- **Your instructions**
Every line in the listing is to be echoed verbatim.

- **Task input**
------------------------------------------------------------
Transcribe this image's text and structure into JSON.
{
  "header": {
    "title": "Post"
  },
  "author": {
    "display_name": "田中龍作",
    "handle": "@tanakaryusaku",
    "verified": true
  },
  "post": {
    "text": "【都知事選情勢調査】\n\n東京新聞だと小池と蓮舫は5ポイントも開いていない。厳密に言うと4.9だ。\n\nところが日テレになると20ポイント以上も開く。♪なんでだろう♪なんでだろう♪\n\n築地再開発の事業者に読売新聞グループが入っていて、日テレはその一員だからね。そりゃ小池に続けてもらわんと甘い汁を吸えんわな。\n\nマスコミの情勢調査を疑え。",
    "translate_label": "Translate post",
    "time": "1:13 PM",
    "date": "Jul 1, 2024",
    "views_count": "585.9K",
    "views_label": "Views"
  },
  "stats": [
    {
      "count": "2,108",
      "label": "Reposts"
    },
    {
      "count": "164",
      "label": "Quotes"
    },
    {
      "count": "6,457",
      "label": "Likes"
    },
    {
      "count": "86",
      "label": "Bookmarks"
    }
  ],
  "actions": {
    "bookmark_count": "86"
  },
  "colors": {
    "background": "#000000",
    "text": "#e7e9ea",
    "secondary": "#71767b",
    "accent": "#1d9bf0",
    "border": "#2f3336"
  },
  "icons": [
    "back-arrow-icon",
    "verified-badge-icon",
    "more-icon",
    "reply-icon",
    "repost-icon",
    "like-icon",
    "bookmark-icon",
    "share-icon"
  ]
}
------------------------------------------------------------
- **Reply to the task**
Transcribe this image's text and structure into JSON.
{
  "header": {
    "title": "Post"
  },
  "author": {
    "display_name": "田中龍作",
    "handle": "@tanakaryusaku",
    "verified": true
  },
  "post": {
    "text": "【都知事選情勢調査】\n\n東京新聞だと小池と蓮舫は5ポイントも開いていない。厳密に言うと4.9だ。\n\nところが日テレになると20ポイント以上も開く。♪なんでだろう♪なんでだろう♪\n\n築地再開発の事業者に読売新聞グループが入っていて、日テレはその一員だからね。そりゃ小池に続けてもらわんと甘い汁を吸えんわな。\n\nマスコミの情勢調査を疑え。",
    "translate_label": "Translate post",
    "time": "1:13 PM",
    "date": "Jul 1, 2024",
    "views_count": "585.9K",
    "views_label": "Views"
  },
  "stats": [
    {
      "count": "2,108",
      "label": "Reposts"
    },
    {
      "count": "164",
      "label": "Quotes"
    },
    {
      "count": "6,457",
      "label": "Likes"
    },
    {
      "count": "86",
      "label": "Bookmarks"
    }
  ],
  "actions": {
    "bookmark_count": "86"
  },
  "colors": {
    "background": "#000000",
    "text": "#e7e9ea",
    "secondary": "#71767b",
    "accent": "#1d9bf0",
    "border": "#2f3336"
  },
  "icons": [
    "back-arrow-icon",
    "verified-badge-icon",
    "more-icon",
    "reply-icon",
    "repost-icon",
    "like-icon",
    "bookmark-icon",
    "share-icon"
  ]
}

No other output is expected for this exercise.